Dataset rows

-=-=-=-=-

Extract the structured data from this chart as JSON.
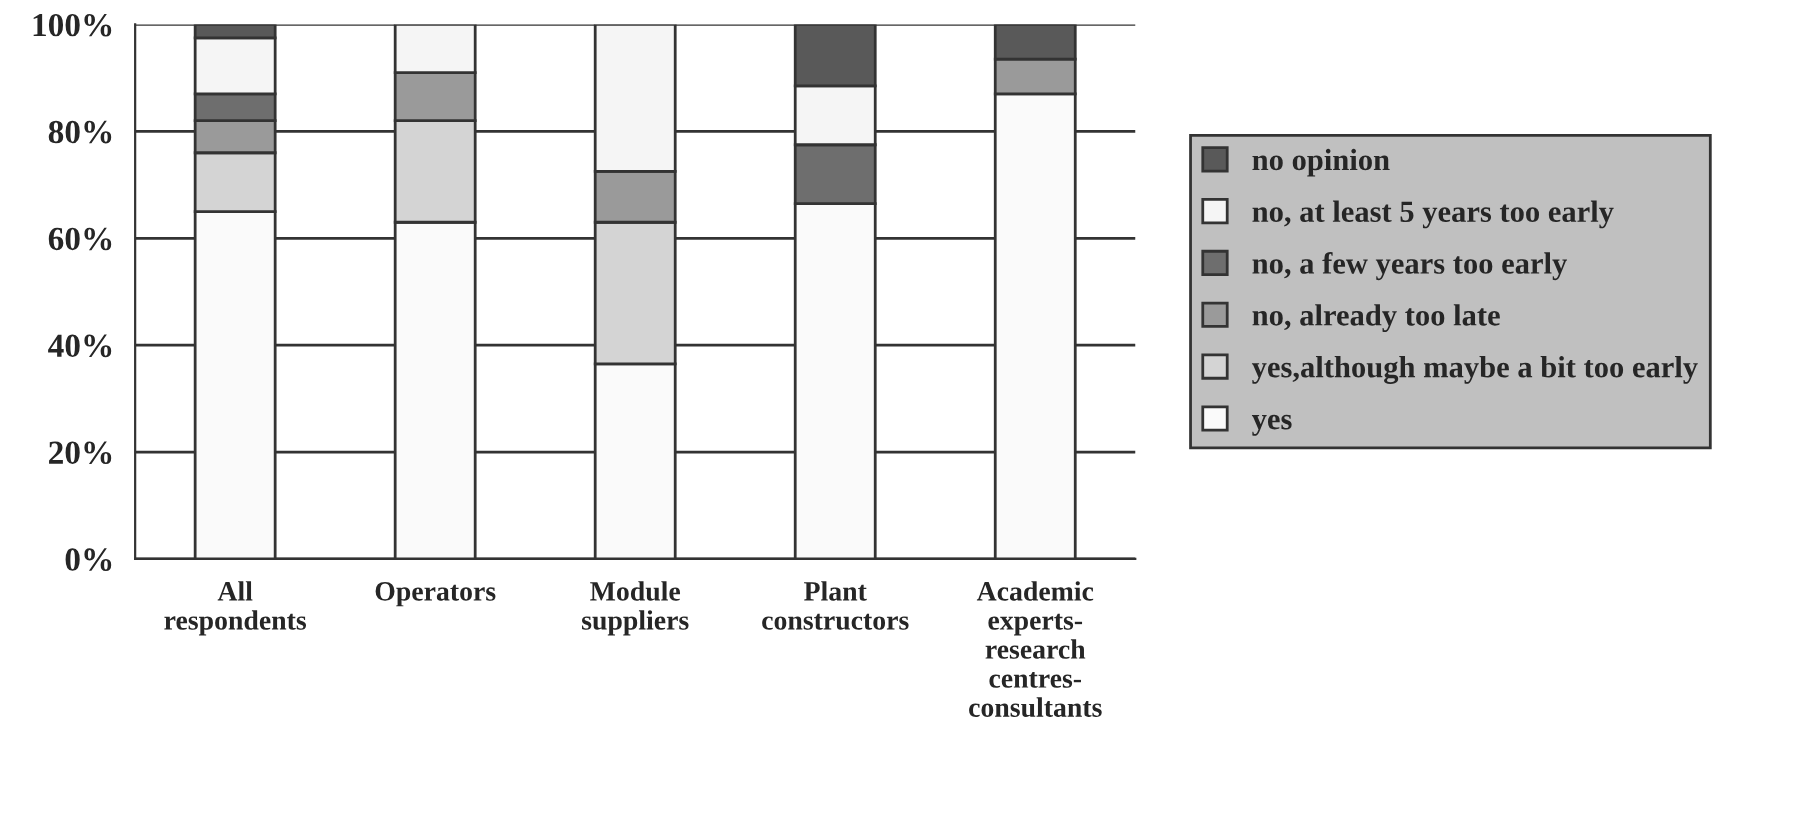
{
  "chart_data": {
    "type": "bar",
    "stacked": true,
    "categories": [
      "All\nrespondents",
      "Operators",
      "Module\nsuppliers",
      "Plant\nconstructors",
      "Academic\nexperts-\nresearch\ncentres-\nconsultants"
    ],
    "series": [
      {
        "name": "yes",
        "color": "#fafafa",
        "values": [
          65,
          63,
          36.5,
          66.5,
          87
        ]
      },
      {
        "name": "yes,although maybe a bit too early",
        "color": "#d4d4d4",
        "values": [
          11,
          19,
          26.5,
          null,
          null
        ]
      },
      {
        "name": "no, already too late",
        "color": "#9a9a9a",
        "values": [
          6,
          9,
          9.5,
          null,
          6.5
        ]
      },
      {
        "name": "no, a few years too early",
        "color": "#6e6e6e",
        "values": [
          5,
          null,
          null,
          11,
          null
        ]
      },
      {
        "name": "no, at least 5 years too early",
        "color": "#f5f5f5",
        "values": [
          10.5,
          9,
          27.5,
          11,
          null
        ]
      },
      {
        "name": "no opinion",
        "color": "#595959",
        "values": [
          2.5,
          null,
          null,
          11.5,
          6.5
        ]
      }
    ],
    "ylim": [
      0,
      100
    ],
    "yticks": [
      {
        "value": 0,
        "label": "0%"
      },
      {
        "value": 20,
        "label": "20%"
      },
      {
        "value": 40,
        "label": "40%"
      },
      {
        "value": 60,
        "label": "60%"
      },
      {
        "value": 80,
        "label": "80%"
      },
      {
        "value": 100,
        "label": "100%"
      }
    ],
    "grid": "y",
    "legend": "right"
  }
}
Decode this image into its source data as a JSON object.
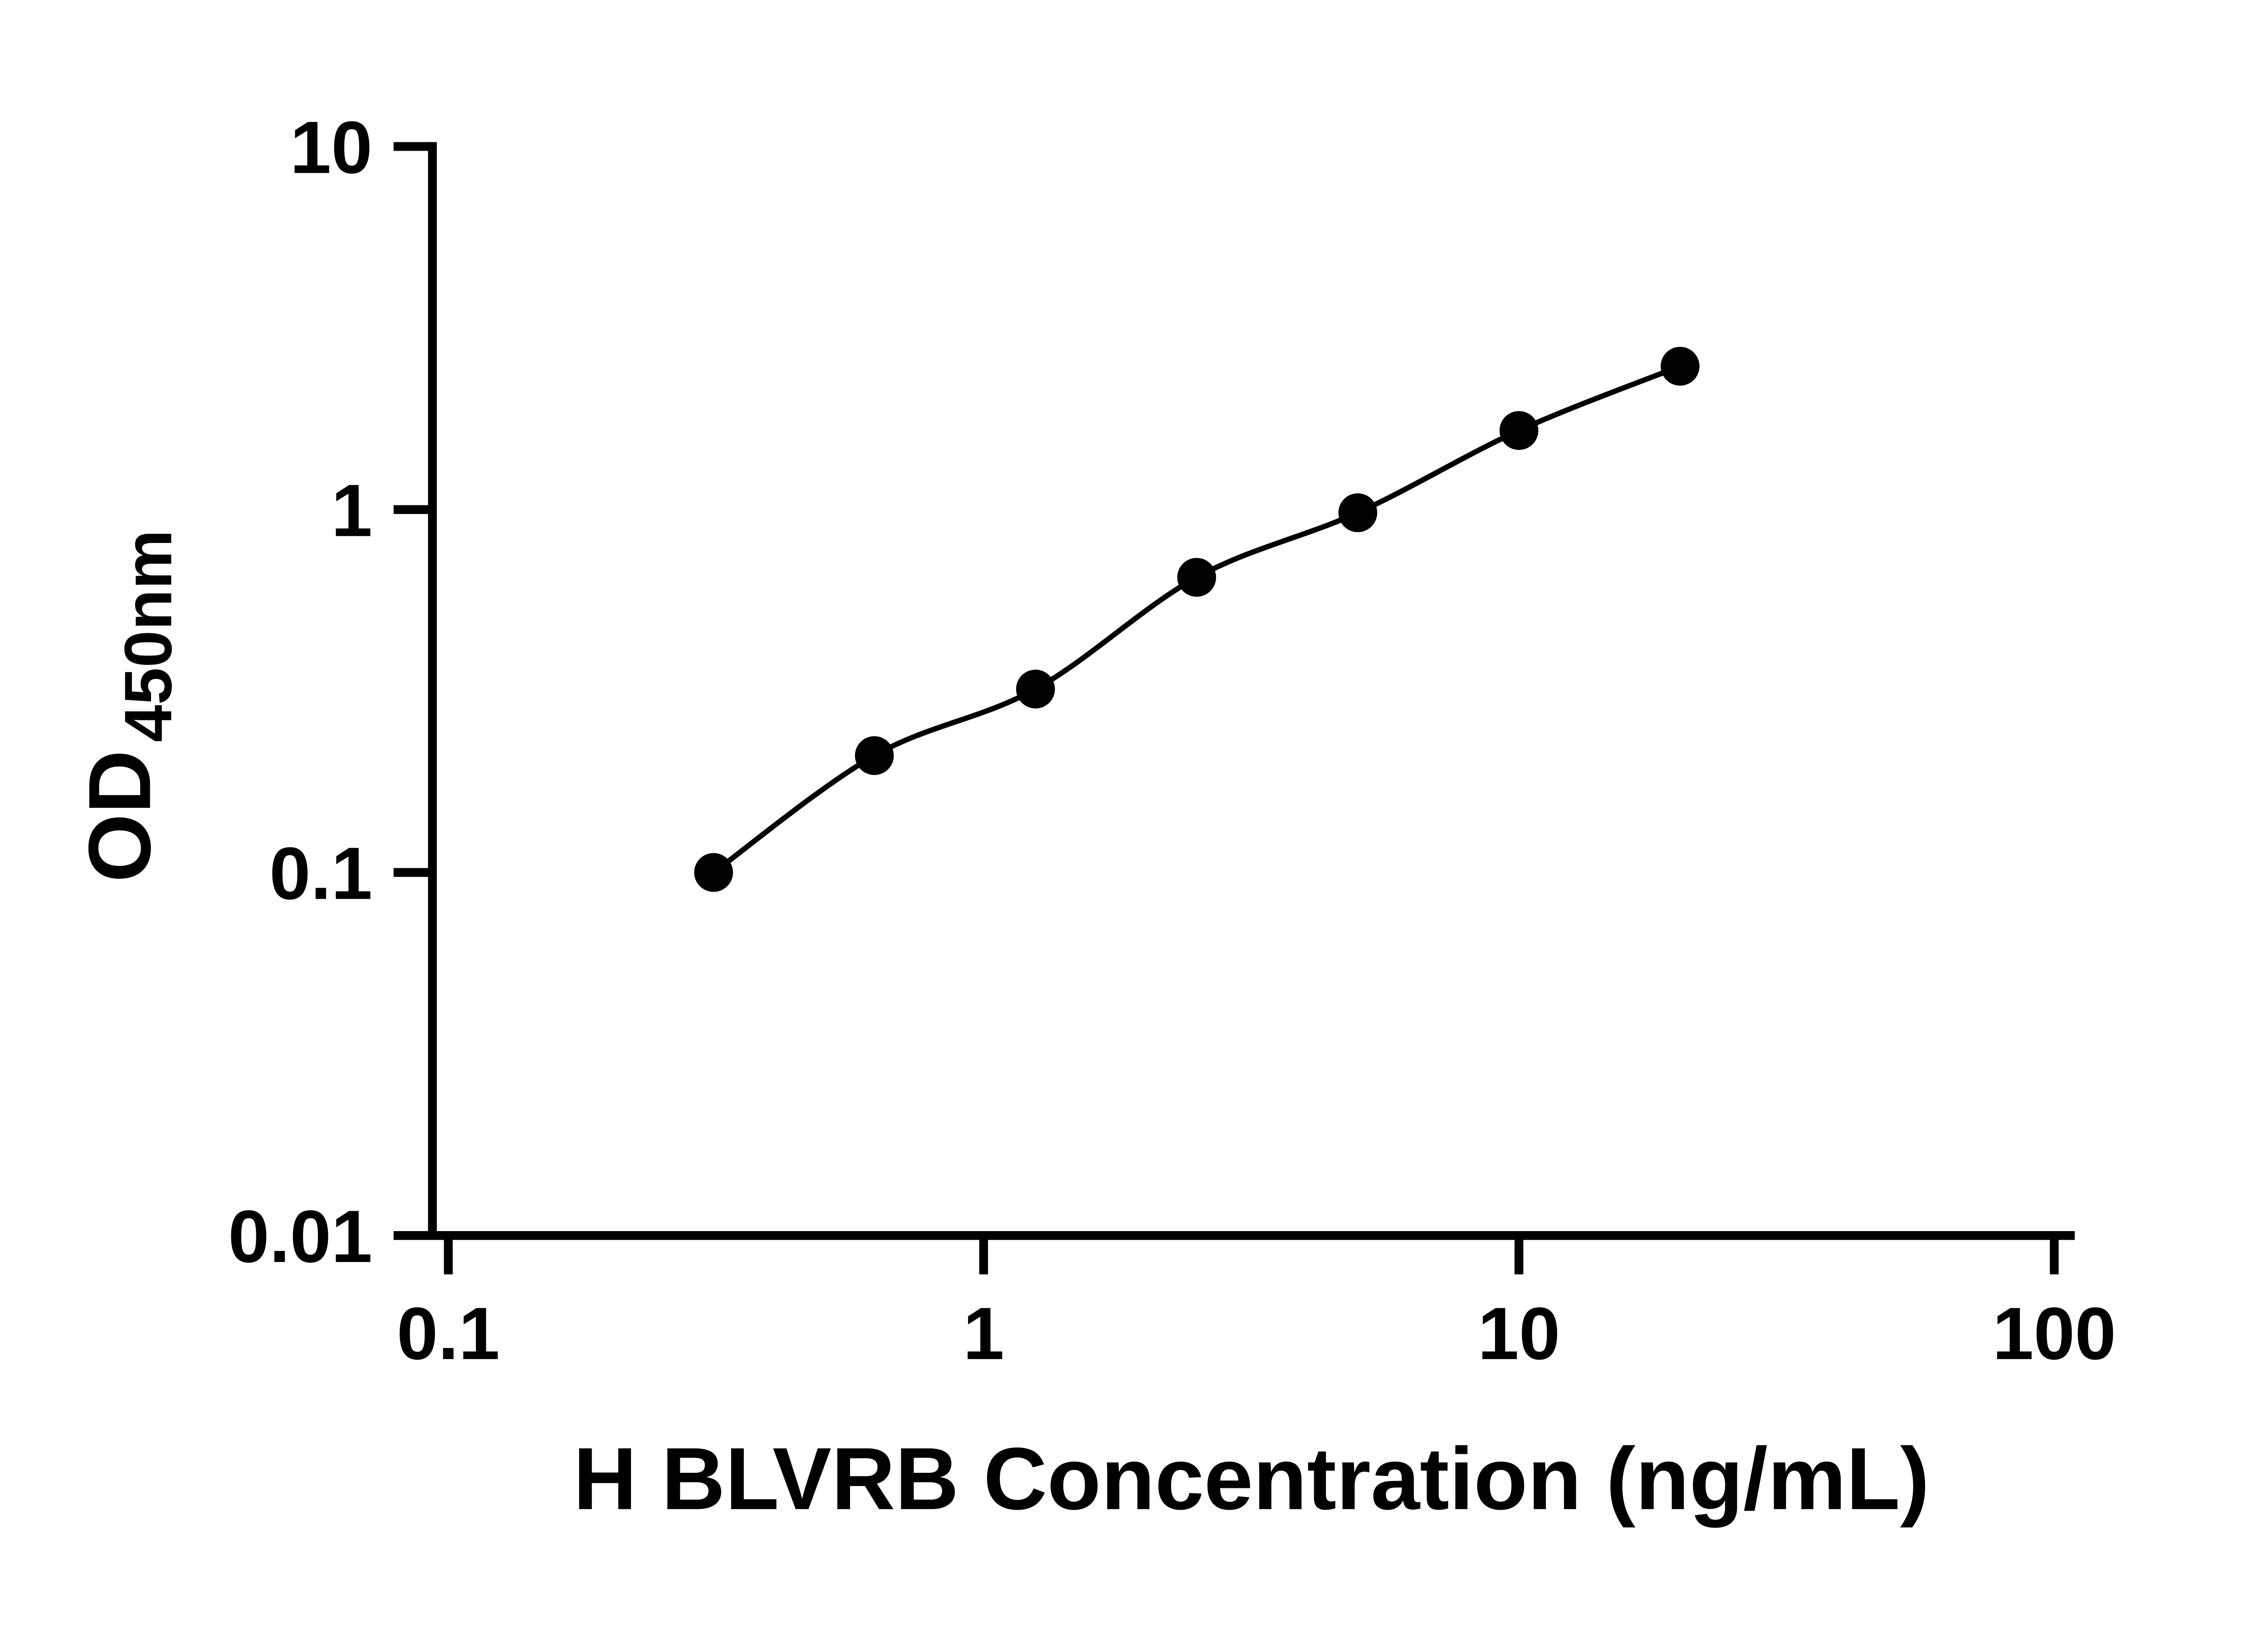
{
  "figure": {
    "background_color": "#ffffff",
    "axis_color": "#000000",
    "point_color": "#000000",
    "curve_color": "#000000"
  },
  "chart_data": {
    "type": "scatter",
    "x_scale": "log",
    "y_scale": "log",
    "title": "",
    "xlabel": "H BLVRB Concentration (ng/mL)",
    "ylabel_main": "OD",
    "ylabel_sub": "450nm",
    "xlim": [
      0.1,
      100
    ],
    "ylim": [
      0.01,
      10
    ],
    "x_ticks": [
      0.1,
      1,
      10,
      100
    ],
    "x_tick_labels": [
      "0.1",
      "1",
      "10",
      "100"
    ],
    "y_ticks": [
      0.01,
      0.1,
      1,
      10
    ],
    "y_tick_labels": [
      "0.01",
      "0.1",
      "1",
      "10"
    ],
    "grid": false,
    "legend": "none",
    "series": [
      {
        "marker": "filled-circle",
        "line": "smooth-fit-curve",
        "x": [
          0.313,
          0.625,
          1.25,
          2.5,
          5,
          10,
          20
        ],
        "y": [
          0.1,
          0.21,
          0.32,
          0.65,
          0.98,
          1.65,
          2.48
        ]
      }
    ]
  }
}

-=-=-=-=-

— Aim of the task —
Go through the material above and print all of it exactly, except the pictures.

— Response for this exercise —
Extract the structured data from this chart as JSON.
{
  "chart_data": {
    "type": "bar",
    "stacked": true,
    "categories": [
      "All\nrespondents",
      "Operators",
      "Module\nsuppliers",
      "Plant\nconstructors",
      "Academic\nexperts-\nresearch\ncentres-\nconsultants"
    ],
    "series": [
      {
        "name": "yes",
        "color": "#fafafa",
        "values": [
          65,
          63,
          36.5,
          66.5,
          87
        ]
      },
      {
        "name": "yes,although maybe a bit too early",
        "color": "#d4d4d4",
        "values": [
          11,
          19,
          26.5,
          null,
          null
        ]
      },
      {
        "name": "no, already too late",
        "color": "#9a9a9a",
        "values": [
          6,
          9,
          9.5,
          null,
          6.5
        ]
      },
      {
        "name": "no, a few years too early",
        "color": "#6e6e6e",
        "values": [
          5,
          null,
          null,
          11,
          null
        ]
      },
      {
        "name": "no, at least 5 years too early",
        "color": "#f5f5f5",
        "values": [
          10.5,
          9,
          27.5,
          11,
          null
        ]
      },
      {
        "name": "no opinion",
        "color": "#595959",
        "values": [
          2.5,
          null,
          null,
          11.5,
          6.5
        ]
      }
    ],
    "ylim": [
      0,
      100
    ],
    "yticks": [
      {
        "value": 0,
        "label": "0%"
      },
      {
        "value": 20,
        "label": "20%"
      },
      {
        "value": 40,
        "label": "40%"
      },
      {
        "value": 60,
        "label": "60%"
      },
      {
        "value": 80,
        "label": "80%"
      },
      {
        "value": 100,
        "label": "100%"
      }
    ],
    "grid": "y",
    "legend": "right"
  }
}
Decode this image into its source data as a JSON object.
{
  "figure": {
    "background_color": "#ffffff",
    "axis_color": "#000000",
    "point_color": "#000000",
    "curve_color": "#000000"
  },
  "chart_data": {
    "type": "scatter",
    "x_scale": "log",
    "y_scale": "log",
    "title": "",
    "xlabel": "H BLVRB Concentration (ng/mL)",
    "ylabel_main": "OD",
    "ylabel_sub": "450nm",
    "xlim": [
      0.1,
      100
    ],
    "ylim": [
      0.01,
      10
    ],
    "x_ticks": [
      0.1,
      1,
      10,
      100
    ],
    "x_tick_labels": [
      "0.1",
      "1",
      "10",
      "100"
    ],
    "y_ticks": [
      0.01,
      0.1,
      1,
      10
    ],
    "y_tick_labels": [
      "0.01",
      "0.1",
      "1",
      "10"
    ],
    "grid": false,
    "legend": "none",
    "series": [
      {
        "marker": "filled-circle",
        "line": "smooth-fit-curve",
        "x": [
          0.313,
          0.625,
          1.25,
          2.5,
          5,
          10,
          20
        ],
        "y": [
          0.1,
          0.21,
          0.32,
          0.65,
          0.98,
          1.65,
          2.48
        ]
      }
    ]
  }
}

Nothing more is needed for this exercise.